(Stored data entries)
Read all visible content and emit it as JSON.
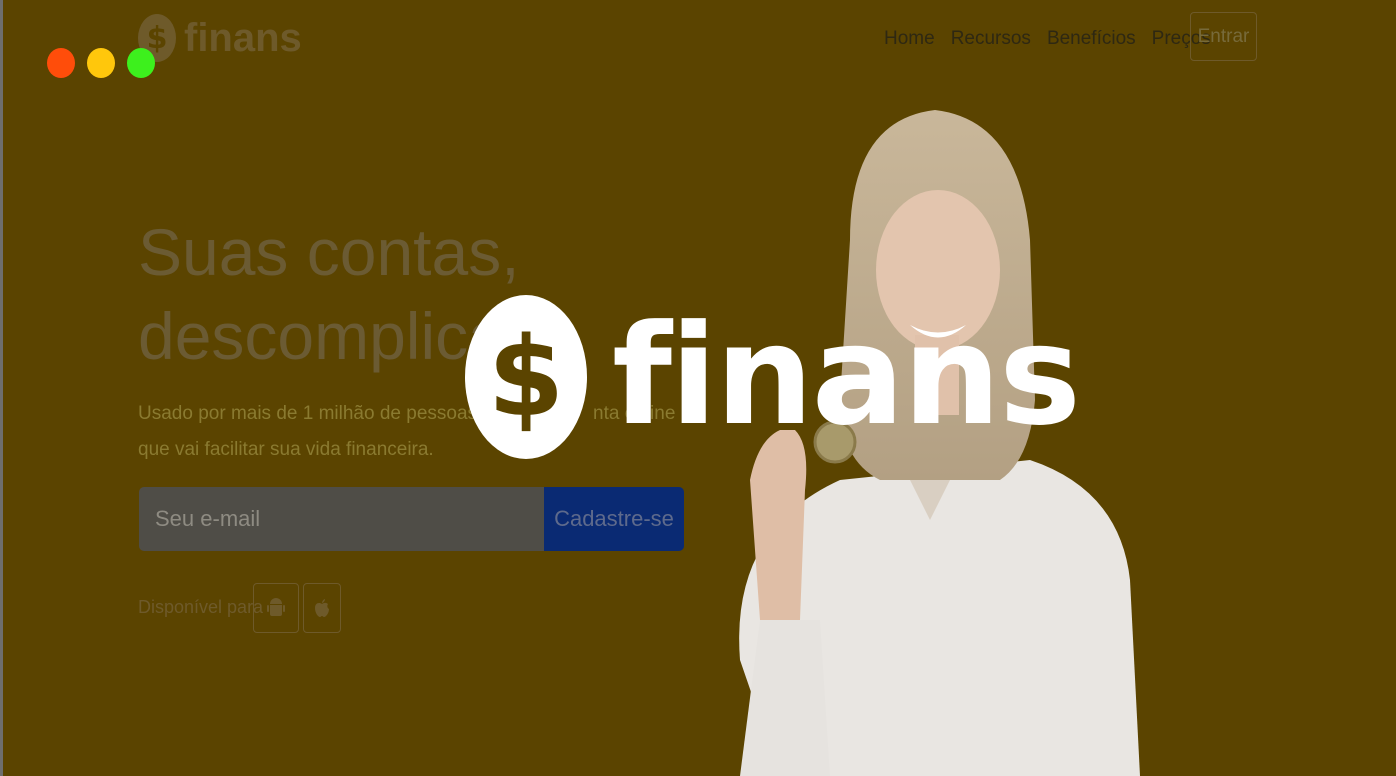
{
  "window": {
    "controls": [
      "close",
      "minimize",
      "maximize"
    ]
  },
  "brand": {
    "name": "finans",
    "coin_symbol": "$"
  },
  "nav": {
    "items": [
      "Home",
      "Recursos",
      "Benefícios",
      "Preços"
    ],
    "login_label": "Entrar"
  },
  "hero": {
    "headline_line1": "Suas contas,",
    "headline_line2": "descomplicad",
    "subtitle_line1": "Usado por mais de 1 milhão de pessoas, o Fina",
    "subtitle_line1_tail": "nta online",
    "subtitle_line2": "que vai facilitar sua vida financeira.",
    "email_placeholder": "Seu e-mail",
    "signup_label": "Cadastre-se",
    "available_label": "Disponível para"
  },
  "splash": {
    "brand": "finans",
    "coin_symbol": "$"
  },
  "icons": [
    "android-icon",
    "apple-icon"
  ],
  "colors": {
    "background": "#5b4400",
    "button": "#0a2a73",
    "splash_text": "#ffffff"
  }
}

==

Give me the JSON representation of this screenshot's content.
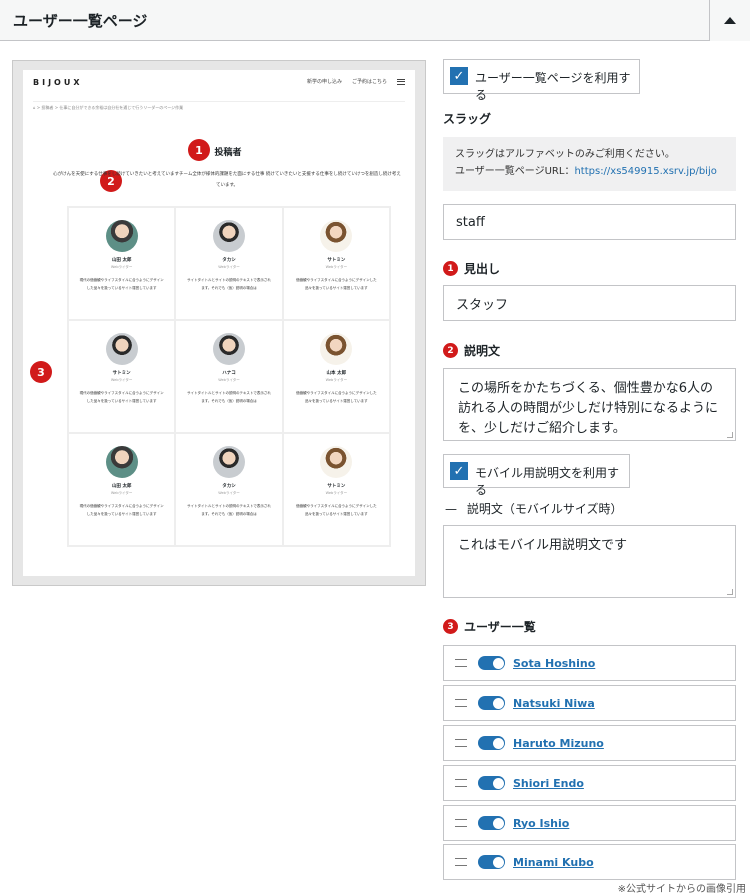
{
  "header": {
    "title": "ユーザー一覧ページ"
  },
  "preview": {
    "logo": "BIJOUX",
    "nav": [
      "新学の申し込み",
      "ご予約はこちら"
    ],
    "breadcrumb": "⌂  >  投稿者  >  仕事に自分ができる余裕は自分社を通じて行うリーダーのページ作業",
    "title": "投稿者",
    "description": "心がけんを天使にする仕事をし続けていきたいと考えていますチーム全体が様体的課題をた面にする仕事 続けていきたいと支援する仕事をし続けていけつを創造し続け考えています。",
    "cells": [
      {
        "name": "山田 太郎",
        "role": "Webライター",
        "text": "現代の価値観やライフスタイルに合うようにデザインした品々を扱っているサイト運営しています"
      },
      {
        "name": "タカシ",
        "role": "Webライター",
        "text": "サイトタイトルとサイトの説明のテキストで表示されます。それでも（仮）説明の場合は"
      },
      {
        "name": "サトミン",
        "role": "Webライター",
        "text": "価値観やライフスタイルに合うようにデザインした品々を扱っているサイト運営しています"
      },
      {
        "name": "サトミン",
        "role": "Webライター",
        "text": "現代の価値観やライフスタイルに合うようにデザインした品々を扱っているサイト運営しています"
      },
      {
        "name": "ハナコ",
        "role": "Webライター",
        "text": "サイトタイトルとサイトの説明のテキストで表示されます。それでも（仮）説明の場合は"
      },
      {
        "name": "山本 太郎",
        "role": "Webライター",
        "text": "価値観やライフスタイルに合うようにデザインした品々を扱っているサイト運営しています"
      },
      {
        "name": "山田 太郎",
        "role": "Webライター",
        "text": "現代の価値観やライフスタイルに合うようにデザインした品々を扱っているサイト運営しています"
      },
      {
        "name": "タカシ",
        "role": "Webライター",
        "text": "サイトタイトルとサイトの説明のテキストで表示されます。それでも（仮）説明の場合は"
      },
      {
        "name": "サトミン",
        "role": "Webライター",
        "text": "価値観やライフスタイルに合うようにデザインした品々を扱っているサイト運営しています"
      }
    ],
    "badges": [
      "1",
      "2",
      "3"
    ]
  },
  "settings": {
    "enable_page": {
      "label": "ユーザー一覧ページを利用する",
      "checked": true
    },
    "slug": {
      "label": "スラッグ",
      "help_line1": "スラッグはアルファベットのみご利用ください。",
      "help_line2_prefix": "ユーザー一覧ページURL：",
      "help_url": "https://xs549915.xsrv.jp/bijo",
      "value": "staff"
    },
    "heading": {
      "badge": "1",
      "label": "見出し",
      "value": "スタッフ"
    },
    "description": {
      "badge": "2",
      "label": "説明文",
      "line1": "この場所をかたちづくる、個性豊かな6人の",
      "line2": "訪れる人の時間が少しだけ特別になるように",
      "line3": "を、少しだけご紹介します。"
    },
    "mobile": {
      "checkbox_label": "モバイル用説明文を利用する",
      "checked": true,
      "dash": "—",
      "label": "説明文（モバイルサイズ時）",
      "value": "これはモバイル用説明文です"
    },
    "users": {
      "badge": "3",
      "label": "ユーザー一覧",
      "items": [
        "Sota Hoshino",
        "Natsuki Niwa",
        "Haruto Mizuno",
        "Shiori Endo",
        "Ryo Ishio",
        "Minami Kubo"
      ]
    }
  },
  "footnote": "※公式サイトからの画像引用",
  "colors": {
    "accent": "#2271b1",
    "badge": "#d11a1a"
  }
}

Work required:
Tally up how many lines in the preceding listing contain the word "description". Give nothing but the number.

Expected output:
2